**Work to do:** Produce a verbatim copy of the entries listed below.
+++ Items
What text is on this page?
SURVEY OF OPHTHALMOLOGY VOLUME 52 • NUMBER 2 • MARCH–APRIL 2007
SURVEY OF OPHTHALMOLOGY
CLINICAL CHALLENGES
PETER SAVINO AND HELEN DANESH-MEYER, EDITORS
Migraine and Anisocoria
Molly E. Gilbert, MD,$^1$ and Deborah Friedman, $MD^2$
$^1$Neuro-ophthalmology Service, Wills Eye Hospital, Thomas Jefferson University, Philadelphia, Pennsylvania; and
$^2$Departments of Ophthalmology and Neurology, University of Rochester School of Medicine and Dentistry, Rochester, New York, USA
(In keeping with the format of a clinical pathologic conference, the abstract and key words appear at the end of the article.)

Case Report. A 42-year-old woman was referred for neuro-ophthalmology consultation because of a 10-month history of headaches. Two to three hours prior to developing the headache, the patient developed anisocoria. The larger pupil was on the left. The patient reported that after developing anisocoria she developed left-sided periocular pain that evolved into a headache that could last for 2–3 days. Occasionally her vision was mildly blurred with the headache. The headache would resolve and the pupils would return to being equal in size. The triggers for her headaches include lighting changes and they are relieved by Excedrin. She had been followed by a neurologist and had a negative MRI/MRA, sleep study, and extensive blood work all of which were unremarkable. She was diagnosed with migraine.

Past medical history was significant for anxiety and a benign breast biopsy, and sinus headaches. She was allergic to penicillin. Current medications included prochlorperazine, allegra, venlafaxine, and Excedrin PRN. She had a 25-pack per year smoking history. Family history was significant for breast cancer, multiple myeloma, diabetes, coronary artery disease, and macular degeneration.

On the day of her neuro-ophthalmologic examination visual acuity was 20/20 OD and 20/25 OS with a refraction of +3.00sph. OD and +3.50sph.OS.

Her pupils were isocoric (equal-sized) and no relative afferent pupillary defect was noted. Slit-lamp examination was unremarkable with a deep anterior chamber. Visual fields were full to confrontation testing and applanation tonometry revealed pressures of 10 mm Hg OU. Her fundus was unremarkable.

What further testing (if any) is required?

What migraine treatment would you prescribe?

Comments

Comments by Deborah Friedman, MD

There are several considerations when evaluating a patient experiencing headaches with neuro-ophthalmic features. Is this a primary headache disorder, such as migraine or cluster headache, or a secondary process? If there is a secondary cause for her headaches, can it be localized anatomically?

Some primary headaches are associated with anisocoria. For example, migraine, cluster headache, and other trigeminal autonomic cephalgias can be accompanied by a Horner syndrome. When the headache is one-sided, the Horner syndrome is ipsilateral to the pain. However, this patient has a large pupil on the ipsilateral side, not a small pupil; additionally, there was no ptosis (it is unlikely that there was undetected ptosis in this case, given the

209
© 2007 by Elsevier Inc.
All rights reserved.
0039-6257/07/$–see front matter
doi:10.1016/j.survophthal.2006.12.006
++++++
**Exercise result:**
What text is on this page?
SURVEY OF OPHTHALMOLOGY VOLUME 52 • NUMBER 2 • MARCH–APRIL 2007
SURVEY OF OPHTHALMOLOGY
CLINICAL CHALLENGES
PETER SAVINO AND HELEN DANESH-MEYER, EDITORS
Migraine and Anisocoria
Molly E. Gilbert, MD,$^1$ and Deborah Friedman, $MD^2$
$^1$Neuro-ophthalmology Service, Wills Eye Hospital, Thomas Jefferson University, Philadelphia, Pennsylvania; and
$^2$Departments of Ophthalmology and Neurology, University of Rochester School of Medicine and Dentistry, Rochester, New York, USA
(In keeping with the format of a clinical pathologic conference, the abstract and key words appear at the end of the article.)

Case Report. A 42-year-old woman was referred for neuro-ophthalmology consultation because of a 10-month history of headaches. Two to three hours prior to developing the headache, the patient developed anisocoria. The larger pupil was on the left. The patient reported that after developing anisocoria she developed left-sided periocular pain that evolved into a headache that could last for 2–3 days. Occasionally her vision was mildly blurred with the headache. The headache would resolve and the pupils would return to being equal in size. The triggers for her headaches include lighting changes and they are relieved by Excedrin. She had been followed by a neurologist and had a negative MRI/MRA, sleep study, and extensive blood work all of which were unremarkable. She was diagnosed with migraine.

Past medical history was significant for anxiety and a benign breast biopsy, and sinus headaches. She was allergic to penicillin. Current medications included prochlorperazine, allegra, venlafaxine, and Excedrin PRN. She had a 25-pack per year smoking history. Family history was significant for breast cancer, multiple myeloma, diabetes, coronary artery disease, and macular degeneration.

On the day of her neuro-ophthalmologic examination visual acuity was 20/20 OD and 20/25 OS with a refraction of +3.00sph. OD and +3.50sph.OS.

Her pupils were isocoric (equal-sized) and no relative afferent pupillary defect was noted. Slit-lamp examination was unremarkable with a deep anterior chamber. Visual fields were full to confrontation testing and applanation tonometry revealed pressures of 10 mm Hg OU. Her fundus was unremarkable.

What further testing (if any) is required?

What migraine treatment would you prescribe?

Comments

Comments by Deborah Friedman, MD

There are several considerations when evaluating a patient experiencing headaches with neuro-ophthalmic features. Is this a primary headache disorder, such as migraine or cluster headache, or a secondary process? If there is a secondary cause for her headaches, can it be localized anatomically?

Some primary headaches are associated with anisocoria. For example, migraine, cluster headache, and other trigeminal autonomic cephalgias can be accompanied by a Horner syndrome. When the headache is one-sided, the Horner syndrome is ipsilateral to the pain. However, this patient has a large pupil on the ipsilateral side, not a small pupil; additionally, there was no ptosis (it is unlikely that there was undetected ptosis in this case, given the

209
© 2007 by Elsevier Inc.
All rights reserved.
0039-6257/07/$–see front matter
doi:10.1016/j.survophthal.2006.12.006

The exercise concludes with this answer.